The exercise = Retype each entry below exactly as it stands.

Start Provided data

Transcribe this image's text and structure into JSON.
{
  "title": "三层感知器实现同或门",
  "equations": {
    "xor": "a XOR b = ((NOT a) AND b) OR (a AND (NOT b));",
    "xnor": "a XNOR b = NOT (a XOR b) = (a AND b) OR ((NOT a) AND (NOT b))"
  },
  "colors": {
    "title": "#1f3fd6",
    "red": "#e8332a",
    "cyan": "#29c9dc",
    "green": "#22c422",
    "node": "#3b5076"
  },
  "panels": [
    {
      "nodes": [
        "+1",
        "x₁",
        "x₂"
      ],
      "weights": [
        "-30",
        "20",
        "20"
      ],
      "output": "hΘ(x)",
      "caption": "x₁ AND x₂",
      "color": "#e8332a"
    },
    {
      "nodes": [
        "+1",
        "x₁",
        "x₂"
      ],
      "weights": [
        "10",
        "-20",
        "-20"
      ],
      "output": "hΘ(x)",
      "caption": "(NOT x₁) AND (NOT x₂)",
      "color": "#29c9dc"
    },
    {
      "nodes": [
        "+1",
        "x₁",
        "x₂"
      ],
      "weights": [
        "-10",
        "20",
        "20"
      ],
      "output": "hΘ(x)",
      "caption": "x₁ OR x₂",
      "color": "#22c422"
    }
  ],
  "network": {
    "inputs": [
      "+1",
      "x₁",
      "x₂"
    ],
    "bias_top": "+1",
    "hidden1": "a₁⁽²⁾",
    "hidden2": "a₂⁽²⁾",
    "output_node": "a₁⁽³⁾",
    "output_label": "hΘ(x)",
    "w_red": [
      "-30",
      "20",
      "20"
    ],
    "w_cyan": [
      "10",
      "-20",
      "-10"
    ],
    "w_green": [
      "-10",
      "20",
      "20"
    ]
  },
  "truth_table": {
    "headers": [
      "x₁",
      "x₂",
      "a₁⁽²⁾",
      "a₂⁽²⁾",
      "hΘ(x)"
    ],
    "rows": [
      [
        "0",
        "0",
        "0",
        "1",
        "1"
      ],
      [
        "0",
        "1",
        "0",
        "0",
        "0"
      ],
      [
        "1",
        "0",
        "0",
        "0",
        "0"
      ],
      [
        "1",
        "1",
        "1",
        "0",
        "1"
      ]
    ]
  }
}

End Provided data

Result of this exercise =
Transcribe this image's text and structure into JSON.
{
  "title": "三层感知器实现同或门",
  "equations": {
    "xor": "a XOR b = ((NOT a) AND b) OR (a AND (NOT b));",
    "xnor": "a XNOR b = NOT (a XOR b) = (a AND b) OR ((NOT a) AND (NOT b))"
  },
  "colors": {
    "title": "#1f3fd6",
    "red": "#e8332a",
    "cyan": "#29c9dc",
    "green": "#22c422",
    "node": "#3b5076"
  },
  "panels": [
    {
      "nodes": [
        "+1",
        "x₁",
        "x₂"
      ],
      "weights": [
        "-30",
        "20",
        "20"
      ],
      "output": "hΘ(x)",
      "caption": "x₁ AND x₂",
      "color": "#e8332a"
    },
    {
      "nodes": [
        "+1",
        "x₁",
        "x₂"
      ],
      "weights": [
        "10",
        "-20",
        "-20"
      ],
      "output": "hΘ(x)",
      "caption": "(NOT x₁) AND (NOT x₂)",
      "color": "#29c9dc"
    },
    {
      "nodes": [
        "+1",
        "x₁",
        "x₂"
      ],
      "weights": [
        "-10",
        "20",
        "20"
      ],
      "output": "hΘ(x)",
      "caption": "x₁ OR x₂",
      "color": "#22c422"
    }
  ],
  "network": {
    "inputs": [
      "+1",
      "x₁",
      "x₂"
    ],
    "bias_top": "+1",
    "hidden1": "a₁⁽²⁾",
    "hidden2": "a₂⁽²⁾",
    "output_node": "a₁⁽³⁾",
    "output_label": "hΘ(x)",
    "w_red": [
      "-30",
      "20",
      "20"
    ],
    "w_cyan": [
      "10",
      "-20",
      "-10"
    ],
    "w_green": [
      "-10",
      "20",
      "20"
    ]
  },
  "truth_table": {
    "headers": [
      "x₁",
      "x₂",
      "a₁⁽²⁾",
      "a₂⁽²⁾",
      "hΘ(x)"
    ],
    "rows": [
      [
        "0",
        "0",
        "0",
        "1",
        "1"
      ],
      [
        "0",
        "1",
        "0",
        "0",
        "0"
      ],
      [
        "1",
        "0",
        "0",
        "0",
        "0"
      ],
      [
        "1",
        "1",
        "1",
        "0",
        "1"
      ]
    ]
  }
}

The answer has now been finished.